Exercise aim.
Restate each of the lines below word for word and drop every picture.

Entries.
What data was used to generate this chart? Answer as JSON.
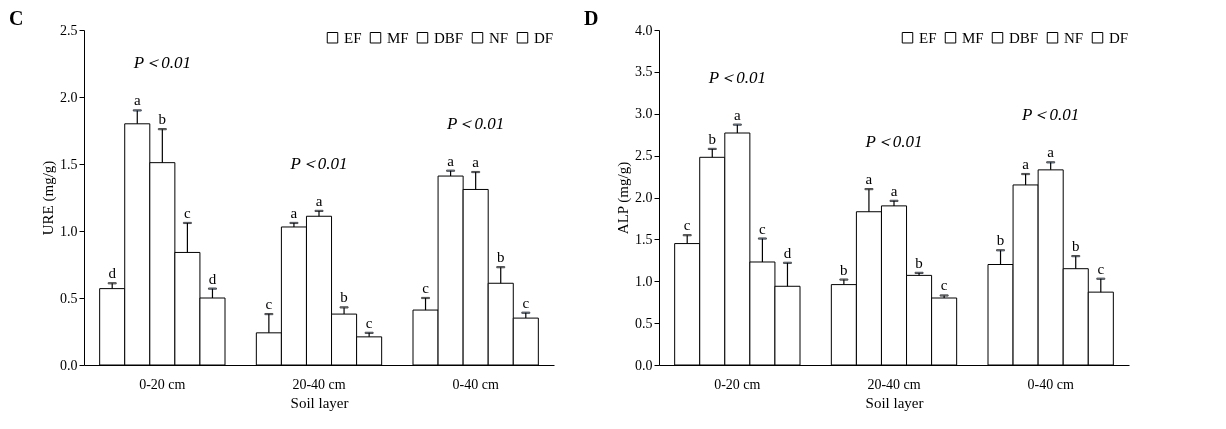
{
  "chart_data": [
    {
      "type": "bar",
      "title": "C",
      "xlabel": "Soil layer",
      "ylabel": "URE (mg/g)",
      "categories": [
        "0-20 cm",
        "20-40 cm",
        "0-40 cm"
      ],
      "series": [
        {
          "name": "EF",
          "color": "#ffffff",
          "values": [
            0.57,
            0.24,
            0.41
          ],
          "errors": [
            [
              0.57,
              0.61
            ],
            [
              0.24,
              0.38
            ],
            [
              0.41,
              0.5
            ]
          ],
          "value_labels": [
            "d",
            "c",
            "c"
          ]
        },
        {
          "name": "MF",
          "color": "#ffffff",
          "values": [
            1.8,
            1.03,
            1.41
          ],
          "errors": [
            [
              1.8,
              1.9
            ],
            [
              1.03,
              1.06
            ],
            [
              1.41,
              1.45
            ]
          ],
          "value_labels": [
            "a",
            "a",
            "a"
          ]
        },
        {
          "name": "DBF",
          "color": "#ffffff",
          "values": [
            1.51,
            1.11,
            1.31
          ],
          "errors": [
            [
              1.51,
              1.76
            ],
            [
              1.11,
              1.15
            ],
            [
              1.31,
              1.44
            ]
          ],
          "value_labels": [
            "b",
            "a",
            "a"
          ]
        },
        {
          "name": "NF",
          "color": "#ffffff",
          "values": [
            0.84,
            0.38,
            0.61
          ],
          "errors": [
            [
              0.84,
              1.06
            ],
            [
              0.38,
              0.43
            ],
            [
              0.61,
              0.73
            ]
          ],
          "value_labels": [
            "c",
            "b",
            "b"
          ]
        },
        {
          "name": "DF",
          "color": "#ffffff",
          "values": [
            0.5,
            0.21,
            0.35
          ],
          "errors": [
            [
              0.5,
              0.57
            ],
            [
              0.21,
              0.24
            ],
            [
              0.35,
              0.39
            ]
          ],
          "value_labels": [
            "d",
            "c",
            "c"
          ]
        }
      ],
      "ylim": [
        0,
        2.5
      ],
      "yticks": [
        {
          "value": 0,
          "label": "0.0"
        },
        0.5,
        {
          "value": 1,
          "label": "1.0"
        },
        1.5,
        {
          "value": 2,
          "label": "2.0"
        },
        2.5
      ],
      "legend": "top right",
      "annotations": [
        "P＜0.01",
        "P＜0.01",
        "P＜0.01"
      ]
    },
    {
      "type": "bar",
      "title": "D",
      "xlabel": "Soil layer",
      "ylabel": "ALP (mg/g)",
      "categories": [
        "0-20 cm",
        "20-40 cm",
        "0-40 cm"
      ],
      "series": [
        {
          "name": "EF",
          "color": "#ffffff",
          "values": [
            1.45,
            0.96,
            1.2
          ],
          "errors": [
            [
              1.45,
              1.55
            ],
            [
              0.96,
              1.02
            ],
            [
              1.2,
              1.37
            ]
          ],
          "value_labels": [
            "c",
            "b",
            "b"
          ]
        },
        {
          "name": "MF",
          "color": "#ffffff",
          "values": [
            2.48,
            1.83,
            2.15
          ],
          "errors": [
            [
              2.48,
              2.58
            ],
            [
              1.83,
              2.1
            ],
            [
              2.15,
              2.28
            ]
          ],
          "value_labels": [
            "b",
            "a",
            "a"
          ]
        },
        {
          "name": "DBF",
          "color": "#ffffff",
          "values": [
            2.77,
            1.9,
            2.33
          ],
          "errors": [
            [
              2.77,
              2.87
            ],
            [
              1.9,
              1.96
            ],
            [
              2.33,
              2.42
            ]
          ],
          "value_labels": [
            "a",
            "a",
            "a"
          ]
        },
        {
          "name": "NF",
          "color": "#ffffff",
          "values": [
            1.23,
            1.07,
            1.15
          ],
          "errors": [
            [
              1.23,
              1.51
            ],
            [
              1.07,
              1.1
            ],
            [
              1.15,
              1.3
            ]
          ],
          "value_labels": [
            "c",
            "b",
            "b"
          ]
        },
        {
          "name": "DF",
          "color": "#ffffff",
          "values": [
            0.94,
            0.8,
            0.87
          ],
          "errors": [
            [
              0.94,
              1.22
            ],
            [
              0.8,
              0.83
            ],
            [
              0.87,
              1.03
            ]
          ],
          "value_labels": [
            "d",
            "c",
            "c"
          ]
        }
      ],
      "ylim": [
        0,
        4
      ],
      "yticks": [
        {
          "value": 0,
          "label": "0.0"
        },
        0.5,
        {
          "value": 1,
          "label": "1.0"
        },
        1.5,
        {
          "value": 2,
          "label": "2.0"
        },
        2.5,
        {
          "value": 3,
          "label": "3.0"
        },
        3.5,
        {
          "value": 4,
          "label": "4.0"
        }
      ],
      "legend": "top right",
      "annotations": [
        "P＜0.01",
        "P＜0.01",
        "P＜0.01"
      ]
    }
  ]
}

Answer to this exercise.
What data was used to generate this chart? Answer as JSON.
{
  "chart_data": [
    {
      "type": "bar",
      "title": "C",
      "xlabel": "Soil layer",
      "ylabel": "URE (mg/g)",
      "categories": [
        "0-20 cm",
        "20-40 cm",
        "0-40 cm"
      ],
      "series": [
        {
          "name": "EF",
          "color": "#ffffff",
          "values": [
            0.57,
            0.24,
            0.41
          ],
          "errors": [
            [
              0.57,
              0.61
            ],
            [
              0.24,
              0.38
            ],
            [
              0.41,
              0.5
            ]
          ],
          "value_labels": [
            "d",
            "c",
            "c"
          ]
        },
        {
          "name": "MF",
          "color": "#ffffff",
          "values": [
            1.8,
            1.03,
            1.41
          ],
          "errors": [
            [
              1.8,
              1.9
            ],
            [
              1.03,
              1.06
            ],
            [
              1.41,
              1.45
            ]
          ],
          "value_labels": [
            "a",
            "a",
            "a"
          ]
        },
        {
          "name": "DBF",
          "color": "#ffffff",
          "values": [
            1.51,
            1.11,
            1.31
          ],
          "errors": [
            [
              1.51,
              1.76
            ],
            [
              1.11,
              1.15
            ],
            [
              1.31,
              1.44
            ]
          ],
          "value_labels": [
            "b",
            "a",
            "a"
          ]
        },
        {
          "name": "NF",
          "color": "#ffffff",
          "values": [
            0.84,
            0.38,
            0.61
          ],
          "errors": [
            [
              0.84,
              1.06
            ],
            [
              0.38,
              0.43
            ],
            [
              0.61,
              0.73
            ]
          ],
          "value_labels": [
            "c",
            "b",
            "b"
          ]
        },
        {
          "name": "DF",
          "color": "#ffffff",
          "values": [
            0.5,
            0.21,
            0.35
          ],
          "errors": [
            [
              0.5,
              0.57
            ],
            [
              0.21,
              0.24
            ],
            [
              0.35,
              0.39
            ]
          ],
          "value_labels": [
            "d",
            "c",
            "c"
          ]
        }
      ],
      "ylim": [
        0,
        2.5
      ],
      "yticks": [
        {
          "value": 0,
          "label": "0.0"
        },
        0.5,
        {
          "value": 1,
          "label": "1.0"
        },
        1.5,
        {
          "value": 2,
          "label": "2.0"
        },
        2.5
      ],
      "legend": "top right",
      "annotations": [
        "P＜0.01",
        "P＜0.01",
        "P＜0.01"
      ]
    },
    {
      "type": "bar",
      "title": "D",
      "xlabel": "Soil layer",
      "ylabel": "ALP (mg/g)",
      "categories": [
        "0-20 cm",
        "20-40 cm",
        "0-40 cm"
      ],
      "series": [
        {
          "name": "EF",
          "color": "#ffffff",
          "values": [
            1.45,
            0.96,
            1.2
          ],
          "errors": [
            [
              1.45,
              1.55
            ],
            [
              0.96,
              1.02
            ],
            [
              1.2,
              1.37
            ]
          ],
          "value_labels": [
            "c",
            "b",
            "b"
          ]
        },
        {
          "name": "MF",
          "color": "#ffffff",
          "values": [
            2.48,
            1.83,
            2.15
          ],
          "errors": [
            [
              2.48,
              2.58
            ],
            [
              1.83,
              2.1
            ],
            [
              2.15,
              2.28
            ]
          ],
          "value_labels": [
            "b",
            "a",
            "a"
          ]
        },
        {
          "name": "DBF",
          "color": "#ffffff",
          "values": [
            2.77,
            1.9,
            2.33
          ],
          "errors": [
            [
              2.77,
              2.87
            ],
            [
              1.9,
              1.96
            ],
            [
              2.33,
              2.42
            ]
          ],
          "value_labels": [
            "a",
            "a",
            "a"
          ]
        },
        {
          "name": "NF",
          "color": "#ffffff",
          "values": [
            1.23,
            1.07,
            1.15
          ],
          "errors": [
            [
              1.23,
              1.51
            ],
            [
              1.07,
              1.1
            ],
            [
              1.15,
              1.3
            ]
          ],
          "value_labels": [
            "c",
            "b",
            "b"
          ]
        },
        {
          "name": "DF",
          "color": "#ffffff",
          "values": [
            0.94,
            0.8,
            0.87
          ],
          "errors": [
            [
              0.94,
              1.22
            ],
            [
              0.8,
              0.83
            ],
            [
              0.87,
              1.03
            ]
          ],
          "value_labels": [
            "d",
            "c",
            "c"
          ]
        }
      ],
      "ylim": [
        0,
        4
      ],
      "yticks": [
        {
          "value": 0,
          "label": "0.0"
        },
        0.5,
        {
          "value": 1,
          "label": "1.0"
        },
        1.5,
        {
          "value": 2,
          "label": "2.0"
        },
        2.5,
        {
          "value": 3,
          "label": "3.0"
        },
        3.5,
        {
          "value": 4,
          "label": "4.0"
        }
      ],
      "legend": "top right",
      "annotations": [
        "P＜0.01",
        "P＜0.01",
        "P＜0.01"
      ]
    }
  ]
}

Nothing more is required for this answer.